Entries shown:
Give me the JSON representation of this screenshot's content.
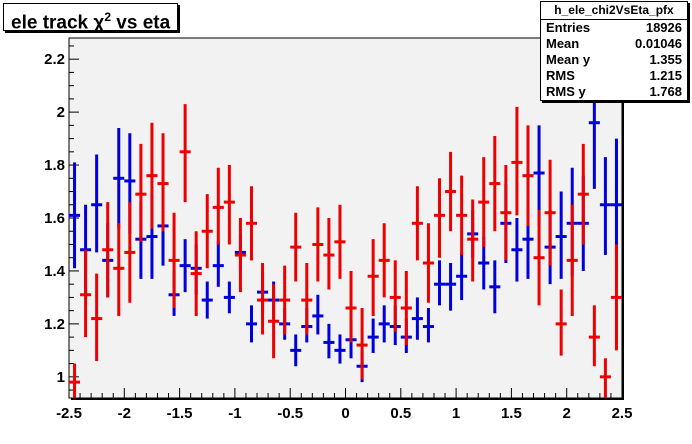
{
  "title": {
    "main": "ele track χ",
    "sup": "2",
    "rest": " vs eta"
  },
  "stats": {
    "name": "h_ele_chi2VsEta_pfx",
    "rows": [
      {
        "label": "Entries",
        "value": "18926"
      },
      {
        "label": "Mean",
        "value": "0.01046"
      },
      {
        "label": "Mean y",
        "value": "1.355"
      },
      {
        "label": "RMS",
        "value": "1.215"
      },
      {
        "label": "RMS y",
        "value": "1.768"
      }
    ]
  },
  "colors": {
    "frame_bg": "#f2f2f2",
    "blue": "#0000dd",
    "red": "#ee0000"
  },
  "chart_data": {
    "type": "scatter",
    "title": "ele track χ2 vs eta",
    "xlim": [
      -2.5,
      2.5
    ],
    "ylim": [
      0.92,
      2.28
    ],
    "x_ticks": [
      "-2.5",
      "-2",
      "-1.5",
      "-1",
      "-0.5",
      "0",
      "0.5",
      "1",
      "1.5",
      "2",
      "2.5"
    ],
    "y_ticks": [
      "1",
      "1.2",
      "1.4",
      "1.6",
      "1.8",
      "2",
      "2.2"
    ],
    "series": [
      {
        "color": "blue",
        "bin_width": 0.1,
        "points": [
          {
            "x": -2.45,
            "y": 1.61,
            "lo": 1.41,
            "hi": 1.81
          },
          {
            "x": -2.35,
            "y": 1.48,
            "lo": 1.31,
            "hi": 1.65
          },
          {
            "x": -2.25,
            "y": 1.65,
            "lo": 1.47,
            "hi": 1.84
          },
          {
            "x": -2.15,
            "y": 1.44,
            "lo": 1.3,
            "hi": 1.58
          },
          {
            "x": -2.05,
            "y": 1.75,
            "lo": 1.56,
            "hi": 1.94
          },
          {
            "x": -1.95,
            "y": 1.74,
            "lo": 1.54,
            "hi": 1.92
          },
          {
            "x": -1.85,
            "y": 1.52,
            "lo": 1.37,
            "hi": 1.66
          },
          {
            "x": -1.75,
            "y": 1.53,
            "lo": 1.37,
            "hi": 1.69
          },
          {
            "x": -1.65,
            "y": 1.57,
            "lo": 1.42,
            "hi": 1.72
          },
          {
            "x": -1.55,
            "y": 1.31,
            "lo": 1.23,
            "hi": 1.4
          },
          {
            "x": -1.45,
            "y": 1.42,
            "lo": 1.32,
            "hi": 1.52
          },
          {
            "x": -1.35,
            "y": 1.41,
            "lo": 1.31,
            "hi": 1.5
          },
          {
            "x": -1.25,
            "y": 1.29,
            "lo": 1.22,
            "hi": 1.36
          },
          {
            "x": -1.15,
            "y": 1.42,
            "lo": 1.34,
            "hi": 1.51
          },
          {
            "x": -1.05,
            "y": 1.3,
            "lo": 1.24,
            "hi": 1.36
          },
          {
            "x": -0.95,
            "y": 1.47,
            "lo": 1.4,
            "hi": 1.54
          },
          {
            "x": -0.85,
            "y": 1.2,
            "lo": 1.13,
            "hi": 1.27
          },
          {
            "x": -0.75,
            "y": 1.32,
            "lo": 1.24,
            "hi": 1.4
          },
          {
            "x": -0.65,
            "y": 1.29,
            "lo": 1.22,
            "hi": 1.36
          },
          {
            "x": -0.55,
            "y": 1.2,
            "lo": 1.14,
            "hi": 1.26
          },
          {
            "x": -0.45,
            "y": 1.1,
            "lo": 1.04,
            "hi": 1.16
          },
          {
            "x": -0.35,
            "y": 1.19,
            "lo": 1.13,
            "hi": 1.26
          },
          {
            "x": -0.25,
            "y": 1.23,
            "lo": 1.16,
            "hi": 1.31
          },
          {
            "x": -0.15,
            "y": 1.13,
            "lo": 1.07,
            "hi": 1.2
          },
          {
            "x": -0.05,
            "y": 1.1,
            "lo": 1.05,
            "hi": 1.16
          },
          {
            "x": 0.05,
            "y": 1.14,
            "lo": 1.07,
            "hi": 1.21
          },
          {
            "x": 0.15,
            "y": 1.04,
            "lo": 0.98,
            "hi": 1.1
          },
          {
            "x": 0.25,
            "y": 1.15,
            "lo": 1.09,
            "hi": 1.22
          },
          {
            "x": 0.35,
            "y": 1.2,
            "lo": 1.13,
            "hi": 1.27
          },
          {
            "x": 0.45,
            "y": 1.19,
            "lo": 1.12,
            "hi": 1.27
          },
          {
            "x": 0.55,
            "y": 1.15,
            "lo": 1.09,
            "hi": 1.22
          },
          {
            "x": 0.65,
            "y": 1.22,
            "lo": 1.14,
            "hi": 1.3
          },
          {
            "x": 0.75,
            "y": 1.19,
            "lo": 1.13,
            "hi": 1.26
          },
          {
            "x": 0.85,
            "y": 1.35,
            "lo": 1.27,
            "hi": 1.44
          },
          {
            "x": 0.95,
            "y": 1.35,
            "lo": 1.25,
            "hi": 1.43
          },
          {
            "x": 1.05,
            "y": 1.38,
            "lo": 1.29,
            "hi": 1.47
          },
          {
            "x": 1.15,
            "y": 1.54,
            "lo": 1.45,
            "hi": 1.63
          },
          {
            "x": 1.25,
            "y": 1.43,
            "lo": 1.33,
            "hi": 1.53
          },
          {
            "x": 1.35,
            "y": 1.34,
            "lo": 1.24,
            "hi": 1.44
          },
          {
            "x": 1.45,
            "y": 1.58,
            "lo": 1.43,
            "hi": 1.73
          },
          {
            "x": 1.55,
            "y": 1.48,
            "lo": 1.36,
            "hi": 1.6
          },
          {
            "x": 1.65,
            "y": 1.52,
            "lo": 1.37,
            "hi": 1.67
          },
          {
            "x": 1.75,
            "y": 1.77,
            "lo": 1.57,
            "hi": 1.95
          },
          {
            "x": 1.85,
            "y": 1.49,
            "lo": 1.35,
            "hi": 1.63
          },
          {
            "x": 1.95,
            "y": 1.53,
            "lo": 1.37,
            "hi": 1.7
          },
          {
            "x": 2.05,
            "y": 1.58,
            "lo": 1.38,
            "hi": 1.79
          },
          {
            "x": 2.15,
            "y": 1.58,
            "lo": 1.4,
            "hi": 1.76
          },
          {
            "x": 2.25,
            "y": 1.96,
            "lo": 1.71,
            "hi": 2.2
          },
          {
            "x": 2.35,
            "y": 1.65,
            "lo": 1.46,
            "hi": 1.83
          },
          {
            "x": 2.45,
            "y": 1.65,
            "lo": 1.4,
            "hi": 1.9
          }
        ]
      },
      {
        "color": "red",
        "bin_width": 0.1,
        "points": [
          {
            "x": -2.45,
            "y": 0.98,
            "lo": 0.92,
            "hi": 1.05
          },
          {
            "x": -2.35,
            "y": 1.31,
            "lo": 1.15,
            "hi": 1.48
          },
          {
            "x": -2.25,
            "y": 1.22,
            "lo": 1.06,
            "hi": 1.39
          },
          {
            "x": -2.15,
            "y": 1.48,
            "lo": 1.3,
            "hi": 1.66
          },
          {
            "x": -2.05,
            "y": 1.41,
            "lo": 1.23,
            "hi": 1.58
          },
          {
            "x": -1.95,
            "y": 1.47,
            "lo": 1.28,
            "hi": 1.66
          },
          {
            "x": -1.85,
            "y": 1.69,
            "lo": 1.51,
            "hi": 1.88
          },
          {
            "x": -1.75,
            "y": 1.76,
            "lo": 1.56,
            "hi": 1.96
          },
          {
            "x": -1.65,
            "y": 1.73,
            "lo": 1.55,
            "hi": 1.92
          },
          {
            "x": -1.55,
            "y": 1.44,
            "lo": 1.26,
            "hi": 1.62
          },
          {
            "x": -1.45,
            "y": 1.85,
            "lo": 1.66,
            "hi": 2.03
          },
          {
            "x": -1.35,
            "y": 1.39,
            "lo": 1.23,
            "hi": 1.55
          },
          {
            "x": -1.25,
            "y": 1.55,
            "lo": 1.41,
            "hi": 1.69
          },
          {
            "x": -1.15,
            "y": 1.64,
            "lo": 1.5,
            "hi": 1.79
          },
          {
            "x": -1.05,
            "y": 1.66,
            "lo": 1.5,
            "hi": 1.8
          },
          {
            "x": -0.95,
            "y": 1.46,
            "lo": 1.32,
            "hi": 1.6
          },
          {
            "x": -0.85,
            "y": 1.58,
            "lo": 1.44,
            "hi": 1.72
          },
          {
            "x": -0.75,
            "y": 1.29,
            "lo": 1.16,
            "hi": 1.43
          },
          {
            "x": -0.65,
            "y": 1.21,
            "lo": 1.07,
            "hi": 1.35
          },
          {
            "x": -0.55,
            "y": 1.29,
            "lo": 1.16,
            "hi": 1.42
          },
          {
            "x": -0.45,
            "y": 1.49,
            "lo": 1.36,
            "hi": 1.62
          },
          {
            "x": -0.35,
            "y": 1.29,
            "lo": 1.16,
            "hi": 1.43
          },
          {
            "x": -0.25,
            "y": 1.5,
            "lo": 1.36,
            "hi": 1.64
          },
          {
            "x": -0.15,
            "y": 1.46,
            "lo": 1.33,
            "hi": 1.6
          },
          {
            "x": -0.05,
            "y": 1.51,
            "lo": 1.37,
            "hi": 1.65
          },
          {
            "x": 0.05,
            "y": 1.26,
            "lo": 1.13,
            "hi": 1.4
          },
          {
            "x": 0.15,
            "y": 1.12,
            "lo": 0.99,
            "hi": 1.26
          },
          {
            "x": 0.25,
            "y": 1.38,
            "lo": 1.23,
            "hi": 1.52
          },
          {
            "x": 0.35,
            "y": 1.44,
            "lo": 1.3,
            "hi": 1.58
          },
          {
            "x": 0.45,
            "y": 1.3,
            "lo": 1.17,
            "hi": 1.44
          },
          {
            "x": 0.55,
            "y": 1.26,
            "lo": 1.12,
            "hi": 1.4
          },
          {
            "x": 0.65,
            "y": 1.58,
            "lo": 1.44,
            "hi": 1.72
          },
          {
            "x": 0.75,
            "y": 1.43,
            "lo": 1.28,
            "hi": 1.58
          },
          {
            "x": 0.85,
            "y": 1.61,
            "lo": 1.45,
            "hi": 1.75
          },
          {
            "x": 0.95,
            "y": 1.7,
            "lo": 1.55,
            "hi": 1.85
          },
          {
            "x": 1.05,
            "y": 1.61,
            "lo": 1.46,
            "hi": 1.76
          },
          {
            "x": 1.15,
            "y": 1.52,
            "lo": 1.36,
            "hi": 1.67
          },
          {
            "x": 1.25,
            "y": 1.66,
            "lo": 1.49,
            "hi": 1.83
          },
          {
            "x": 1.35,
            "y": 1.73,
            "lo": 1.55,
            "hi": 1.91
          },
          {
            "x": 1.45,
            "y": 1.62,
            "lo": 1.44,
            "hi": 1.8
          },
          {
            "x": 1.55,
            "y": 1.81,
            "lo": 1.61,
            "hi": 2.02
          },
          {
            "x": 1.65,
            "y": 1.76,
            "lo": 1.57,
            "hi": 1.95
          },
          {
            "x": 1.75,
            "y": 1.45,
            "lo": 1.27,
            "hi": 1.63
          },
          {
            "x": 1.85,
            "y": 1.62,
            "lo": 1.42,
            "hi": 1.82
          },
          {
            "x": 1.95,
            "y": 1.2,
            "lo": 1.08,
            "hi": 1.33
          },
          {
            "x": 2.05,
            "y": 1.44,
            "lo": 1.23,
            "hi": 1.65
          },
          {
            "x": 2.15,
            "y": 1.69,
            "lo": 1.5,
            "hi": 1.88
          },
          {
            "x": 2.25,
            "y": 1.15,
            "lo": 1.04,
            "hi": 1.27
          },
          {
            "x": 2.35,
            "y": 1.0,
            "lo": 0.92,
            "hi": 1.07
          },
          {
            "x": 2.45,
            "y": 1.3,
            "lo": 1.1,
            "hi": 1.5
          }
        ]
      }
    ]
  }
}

Task directions: Go through the data and count each line that has the word "label", then give the total alone.

Task answer: 5